[Exercise inputs]
%%

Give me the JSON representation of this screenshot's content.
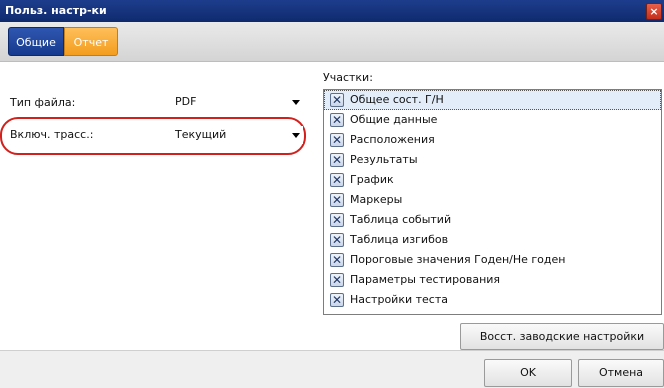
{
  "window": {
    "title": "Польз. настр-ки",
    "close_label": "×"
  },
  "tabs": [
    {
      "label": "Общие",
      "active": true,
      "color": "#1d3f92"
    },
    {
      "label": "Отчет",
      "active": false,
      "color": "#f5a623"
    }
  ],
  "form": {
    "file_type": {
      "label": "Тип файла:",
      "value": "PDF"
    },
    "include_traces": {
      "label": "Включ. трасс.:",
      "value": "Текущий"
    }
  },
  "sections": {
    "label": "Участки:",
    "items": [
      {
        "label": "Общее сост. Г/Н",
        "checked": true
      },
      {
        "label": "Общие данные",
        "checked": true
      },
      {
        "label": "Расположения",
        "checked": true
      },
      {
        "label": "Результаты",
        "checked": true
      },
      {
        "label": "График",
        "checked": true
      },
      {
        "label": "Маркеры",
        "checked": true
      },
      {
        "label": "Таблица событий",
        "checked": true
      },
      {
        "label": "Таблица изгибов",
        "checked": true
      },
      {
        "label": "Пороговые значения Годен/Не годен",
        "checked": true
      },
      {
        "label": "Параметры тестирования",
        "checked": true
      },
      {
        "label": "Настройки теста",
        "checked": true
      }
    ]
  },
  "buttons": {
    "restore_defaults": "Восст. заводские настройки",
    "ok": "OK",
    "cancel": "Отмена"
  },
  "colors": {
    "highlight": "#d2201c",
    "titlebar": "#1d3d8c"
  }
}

%%
%%

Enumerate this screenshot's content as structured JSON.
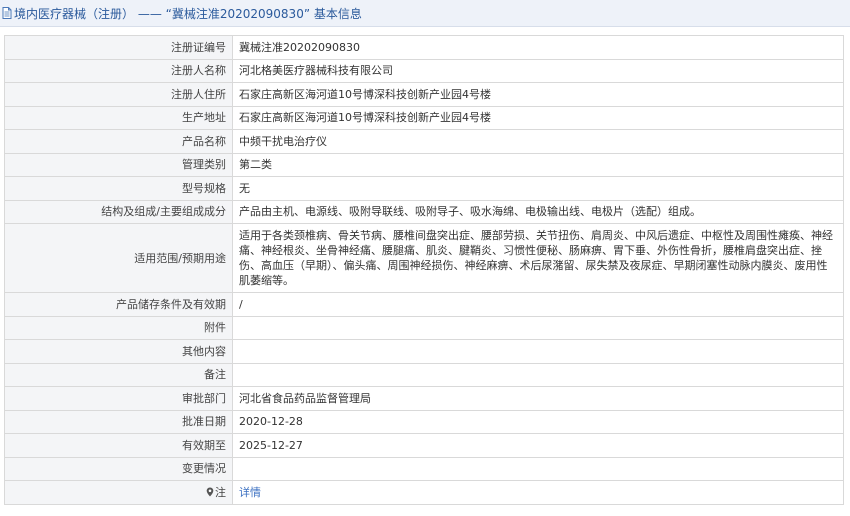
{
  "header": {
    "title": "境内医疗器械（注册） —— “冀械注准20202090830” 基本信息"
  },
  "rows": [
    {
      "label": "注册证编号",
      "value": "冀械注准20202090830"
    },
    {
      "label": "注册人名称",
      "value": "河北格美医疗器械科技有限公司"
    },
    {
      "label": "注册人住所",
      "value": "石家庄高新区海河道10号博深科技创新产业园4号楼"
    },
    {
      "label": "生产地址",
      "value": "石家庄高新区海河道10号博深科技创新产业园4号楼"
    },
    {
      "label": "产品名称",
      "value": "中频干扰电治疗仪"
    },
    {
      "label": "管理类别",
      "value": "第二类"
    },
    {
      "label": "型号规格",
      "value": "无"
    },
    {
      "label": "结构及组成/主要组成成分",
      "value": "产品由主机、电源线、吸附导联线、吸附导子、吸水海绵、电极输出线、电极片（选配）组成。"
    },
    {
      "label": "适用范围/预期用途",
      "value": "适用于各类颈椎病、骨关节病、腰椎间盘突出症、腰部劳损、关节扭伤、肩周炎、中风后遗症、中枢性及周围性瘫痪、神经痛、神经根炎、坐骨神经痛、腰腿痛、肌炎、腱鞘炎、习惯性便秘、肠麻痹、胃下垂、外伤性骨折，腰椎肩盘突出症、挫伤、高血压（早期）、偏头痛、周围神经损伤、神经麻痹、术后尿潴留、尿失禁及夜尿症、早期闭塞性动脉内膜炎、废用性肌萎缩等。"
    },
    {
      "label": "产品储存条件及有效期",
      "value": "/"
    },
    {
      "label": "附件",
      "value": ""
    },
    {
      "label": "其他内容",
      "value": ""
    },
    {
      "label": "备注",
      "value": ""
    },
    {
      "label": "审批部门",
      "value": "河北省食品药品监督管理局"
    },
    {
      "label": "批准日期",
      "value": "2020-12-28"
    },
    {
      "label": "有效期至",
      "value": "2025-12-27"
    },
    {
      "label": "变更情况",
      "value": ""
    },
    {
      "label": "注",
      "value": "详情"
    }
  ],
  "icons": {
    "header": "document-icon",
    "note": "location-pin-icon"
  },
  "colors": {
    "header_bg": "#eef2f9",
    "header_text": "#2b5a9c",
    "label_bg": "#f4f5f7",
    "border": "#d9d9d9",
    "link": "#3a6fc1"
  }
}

%%

Every line that holds the word "JSON" counts once; state the total number of such lines and nothing else.

2